### Stated task
Could you lay out every line of the listing below as a Markdown table with the columns Row and Line, numbering the rows and leaving out blank lines?
────────────────────────────────────────
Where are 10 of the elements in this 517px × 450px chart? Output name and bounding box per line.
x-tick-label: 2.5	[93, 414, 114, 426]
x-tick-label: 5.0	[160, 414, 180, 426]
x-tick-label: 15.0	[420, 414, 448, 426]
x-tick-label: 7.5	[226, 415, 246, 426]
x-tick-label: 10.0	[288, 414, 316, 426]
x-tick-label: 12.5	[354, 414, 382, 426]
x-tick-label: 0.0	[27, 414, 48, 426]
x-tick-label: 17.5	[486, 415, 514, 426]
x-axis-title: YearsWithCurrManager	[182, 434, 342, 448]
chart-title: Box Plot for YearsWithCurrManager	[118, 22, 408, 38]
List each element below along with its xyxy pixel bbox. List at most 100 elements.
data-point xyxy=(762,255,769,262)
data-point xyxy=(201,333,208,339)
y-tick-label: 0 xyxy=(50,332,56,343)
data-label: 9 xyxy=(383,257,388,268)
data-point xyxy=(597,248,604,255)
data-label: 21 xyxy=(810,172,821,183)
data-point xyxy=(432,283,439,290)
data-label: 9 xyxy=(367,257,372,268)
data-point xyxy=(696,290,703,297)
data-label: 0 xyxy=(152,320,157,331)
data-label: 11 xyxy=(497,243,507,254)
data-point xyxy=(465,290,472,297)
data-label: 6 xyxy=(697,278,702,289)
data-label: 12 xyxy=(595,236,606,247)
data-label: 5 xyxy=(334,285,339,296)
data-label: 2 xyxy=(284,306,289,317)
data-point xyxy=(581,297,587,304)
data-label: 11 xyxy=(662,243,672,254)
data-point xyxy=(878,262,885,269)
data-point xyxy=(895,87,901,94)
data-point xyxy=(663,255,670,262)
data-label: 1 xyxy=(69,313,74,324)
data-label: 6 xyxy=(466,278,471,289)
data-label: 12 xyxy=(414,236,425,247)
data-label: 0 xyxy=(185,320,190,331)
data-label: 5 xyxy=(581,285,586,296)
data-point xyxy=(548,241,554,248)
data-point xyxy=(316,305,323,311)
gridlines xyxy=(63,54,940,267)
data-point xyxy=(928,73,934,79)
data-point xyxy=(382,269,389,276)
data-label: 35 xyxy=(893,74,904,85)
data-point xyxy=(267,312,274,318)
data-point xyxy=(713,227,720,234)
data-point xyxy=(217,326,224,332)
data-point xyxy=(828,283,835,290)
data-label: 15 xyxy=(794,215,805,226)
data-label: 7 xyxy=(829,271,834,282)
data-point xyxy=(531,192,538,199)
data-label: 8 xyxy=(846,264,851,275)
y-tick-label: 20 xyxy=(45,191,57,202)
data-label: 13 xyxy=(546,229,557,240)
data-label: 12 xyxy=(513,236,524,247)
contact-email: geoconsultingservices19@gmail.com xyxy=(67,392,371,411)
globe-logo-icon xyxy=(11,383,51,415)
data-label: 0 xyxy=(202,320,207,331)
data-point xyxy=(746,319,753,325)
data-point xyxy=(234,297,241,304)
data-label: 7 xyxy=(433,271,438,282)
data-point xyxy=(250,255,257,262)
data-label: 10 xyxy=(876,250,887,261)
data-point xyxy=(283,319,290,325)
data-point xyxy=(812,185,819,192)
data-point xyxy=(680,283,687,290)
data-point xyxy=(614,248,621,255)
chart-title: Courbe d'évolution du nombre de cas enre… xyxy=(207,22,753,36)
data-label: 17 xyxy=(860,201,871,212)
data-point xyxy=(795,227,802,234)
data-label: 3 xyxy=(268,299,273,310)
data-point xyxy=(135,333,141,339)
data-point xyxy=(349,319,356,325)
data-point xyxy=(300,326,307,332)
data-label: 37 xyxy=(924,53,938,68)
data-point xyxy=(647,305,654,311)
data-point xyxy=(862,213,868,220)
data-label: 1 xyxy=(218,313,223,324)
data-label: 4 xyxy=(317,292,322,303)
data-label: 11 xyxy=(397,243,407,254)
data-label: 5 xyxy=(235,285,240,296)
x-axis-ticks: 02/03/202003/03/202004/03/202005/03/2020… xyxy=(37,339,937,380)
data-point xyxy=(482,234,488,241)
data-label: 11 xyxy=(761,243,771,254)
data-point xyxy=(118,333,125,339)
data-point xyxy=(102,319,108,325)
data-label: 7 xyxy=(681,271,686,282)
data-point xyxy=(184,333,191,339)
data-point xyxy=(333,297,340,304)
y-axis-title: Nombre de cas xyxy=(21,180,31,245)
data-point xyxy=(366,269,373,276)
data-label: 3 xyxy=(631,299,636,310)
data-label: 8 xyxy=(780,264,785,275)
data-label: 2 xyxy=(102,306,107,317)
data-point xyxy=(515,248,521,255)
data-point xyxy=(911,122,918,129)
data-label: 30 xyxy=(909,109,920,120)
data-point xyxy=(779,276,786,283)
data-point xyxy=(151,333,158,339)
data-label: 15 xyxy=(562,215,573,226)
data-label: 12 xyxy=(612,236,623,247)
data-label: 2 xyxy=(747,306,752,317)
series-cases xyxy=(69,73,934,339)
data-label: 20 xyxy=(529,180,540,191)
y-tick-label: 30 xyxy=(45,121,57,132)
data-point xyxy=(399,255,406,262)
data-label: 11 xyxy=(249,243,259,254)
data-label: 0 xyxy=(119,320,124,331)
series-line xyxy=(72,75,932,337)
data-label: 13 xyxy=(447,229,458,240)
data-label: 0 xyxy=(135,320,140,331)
────────────────────────────────────────
### Solution to this exercise
| Row | Line |
|---|---|
| 1 | Where are 10 of the elements in this 517px × 450px chart? Output name and bounding box per line. |
| 2 | x-tick-label: 2.5	[93, 414, 114, 426] |
| 3 | x-tick-label: 5.0	[160, 414, 180, 426] |
| 4 | x-tick-label: 15.0	[420, 414, 448, 426] |
| 5 | x-tick-label: 7.5	[226, 415, 246, 426] |
| 6 | x-tick-label: 10.0	[288, 414, 316, 426] |
| 7 | x-tick-label: 12.5	[354, 414, 382, 426] |
| 8 | x-tick-label: 0.0	[27, 414, 48, 426] |
| 9 | x-tick-label: 17.5	[486, 415, 514, 426] |
| 10 | x-axis-title: YearsWithCurrManager	[182, 434, 342, 448] |
| 11 | chart-title: Box Plot for YearsWithCurrManager	[118, 22, 408, 38] |
| 12 | List each element below along with its xyxy pixel bbox. List at most 100 elements. |
| 13 | data-point xyxy=(762,255,769,262) |
| 14 | data-point xyxy=(201,333,208,339) |
| 15 | y-tick-label: 0 xyxy=(50,332,56,343) |
| 16 | data-label: 9 xyxy=(383,257,388,268) |
| 17 | data-point xyxy=(597,248,604,255) |
| 18 | data-label: 21 xyxy=(810,172,821,183) |
| 19 | data-point xyxy=(432,283,439,290) |
| 20 | data-label: 9 xyxy=(367,257,372,268) |
| 21 | data-point xyxy=(696,290,703,297) |
| 22 | data-label: 0 xyxy=(152,320,157,331) |
| 23 | data-label: 11 xyxy=(497,243,507,254) |
| 24 | data-point xyxy=(465,290,472,297) |
| 25 | data-label: 6 xyxy=(697,278,702,289) |
| 26 | data-label: 12 xyxy=(595,236,606,247) |
| 27 | data-label: 5 xyxy=(334,285,339,296) |
| 28 | data-label: 2 xyxy=(284,306,289,317) |
| 29 | data-point xyxy=(581,297,587,304) |
| 30 | data-label: 11 xyxy=(662,243,672,254) |
| 31 | data-point xyxy=(878,262,885,269) |
| 32 | data-point xyxy=(895,87,901,94) |
| 33 | data-point xyxy=(663,255,670,262) |
| 34 | data-label: 1 xyxy=(69,313,74,324) |
| 35 | data-label: 6 xyxy=(466,278,471,289) |
| 36 | data-label: 12 xyxy=(414,236,425,247) |
| 37 | data-label: 0 xyxy=(185,320,190,331) |
| 38 | data-label: 5 xyxy=(581,285,586,296) |
| 39 | data-point xyxy=(548,241,554,248) |
| 40 | data-point xyxy=(316,305,323,311) |
| 41 | gridlines xyxy=(63,54,940,267) |
| 42 | data-point xyxy=(928,73,934,79) |
| 43 | data-point xyxy=(382,269,389,276) |
| 44 | data-label: 35 xyxy=(893,74,904,85) |
| 45 | data-point xyxy=(267,312,274,318) |
| 46 | data-point xyxy=(713,227,720,234) |
| 47 | data-point xyxy=(217,326,224,332) |
| 48 | data-point xyxy=(828,283,835,290) |
| 49 | data-label: 15 xyxy=(794,215,805,226) |
| 50 | data-label: 7 xyxy=(829,271,834,282) |
| 51 | data-point xyxy=(531,192,538,199) |
| 52 | data-label: 8 xyxy=(846,264,851,275) |
| 53 | y-tick-label: 20 xyxy=(45,191,57,202) |
| 54 | data-label: 13 xyxy=(546,229,557,240) |
| 55 | data-label: 12 xyxy=(513,236,524,247) |
| 56 | contact-email: geoconsultingservices19@gmail.com xyxy=(67,392,371,411) |
| 57 | globe-logo-icon xyxy=(11,383,51,415) |
| 58 | data-label: 0 xyxy=(202,320,207,331) |
| 59 | data-point xyxy=(746,319,753,325) |
| 60 | data-point xyxy=(234,297,241,304) |
| 61 | data-label: 7 xyxy=(433,271,438,282) |
| 62 | data-point xyxy=(250,255,257,262) |
| 63 | data-label: 10 xyxy=(876,250,887,261) |
| 64 | data-point xyxy=(283,319,290,325) |
| 65 | data-point xyxy=(812,185,819,192) |
| 66 | data-point xyxy=(680,283,687,290) |
| 67 | data-point xyxy=(614,248,621,255) |
| 68 | chart-title: Courbe d'évolution du nombre de cas enre… xyxy=(207,22,753,36) |
| 69 | data-label: 17 xyxy=(860,201,871,212) |
| 70 | data-point xyxy=(795,227,802,234) |
| 71 | data-label: 3 xyxy=(268,299,273,310) |
| 72 | data-point xyxy=(135,333,141,339) |
| 73 | data-point xyxy=(349,319,356,325) |
| 74 | data-point xyxy=(300,326,307,332) |
| 75 | data-label: 37 xyxy=(924,53,938,68) |
| 76 | data-point xyxy=(647,305,654,311) |
| 77 | data-point xyxy=(862,213,868,220) |
| 78 | data-label: 1 xyxy=(218,313,223,324) |
| 79 | data-label: 4 xyxy=(317,292,322,303) |
| 80 | data-label: 11 xyxy=(397,243,407,254) |
| 81 | data-label: 5 xyxy=(235,285,240,296) |
| 82 | x-axis-ticks: 02/03/202003/03/202004/03/202005/03/2020… xyxy=(37,339,937,380) |
| 83 | data-point xyxy=(482,234,488,241) |
| 84 | data-label: 11 xyxy=(761,243,771,254) |
| 85 | data-point xyxy=(118,333,125,339) |
| 86 | data-point xyxy=(102,319,108,325) |
| 87 | data-label: 7 xyxy=(681,271,686,282) |
| 88 | data-point xyxy=(184,333,191,339) |
| 89 | data-point xyxy=(333,297,340,304) |
| 90 | y-axis-title: Nombre de cas xyxy=(21,180,31,245) |
| 91 | data-point xyxy=(366,269,373,276) |
| 92 | data-label: 3 xyxy=(631,299,636,310) |
| 93 | data-label: 8 xyxy=(780,264,785,275) |
| 94 | data-label: 2 xyxy=(102,306,107,317) |
| 95 | data-point xyxy=(515,248,521,255) |
| 96 | data-point xyxy=(911,122,918,129) |
| 97 | data-label: 30 xyxy=(909,109,920,120) |
| 98 | data-point xyxy=(779,276,786,283) |
| 99 | data-point xyxy=(151,333,158,339) |
| 100 | data-label: 15 xyxy=(562,215,573,226) |
| 101 | data-label: 12 xyxy=(612,236,623,247) |
| 102 | data-label: 2 xyxy=(747,306,752,317) |
| 103 | series-cases xyxy=(69,73,934,339) |
| 104 | data-label: 20 xyxy=(529,180,540,191) |
| 105 | y-tick-label: 30 xyxy=(45,121,57,132) |
| 106 | data-point xyxy=(399,255,406,262) |
| 107 | data-label: 11 xyxy=(249,243,259,254) |
| 108 | data-label: 0 xyxy=(119,320,124,331) |
| 109 | series-line xyxy=(72,75,932,337) |
| 110 | data-label: 13 xyxy=(447,229,458,240) |
| 111 | data-label: 0 xyxy=(135,320,140,331) |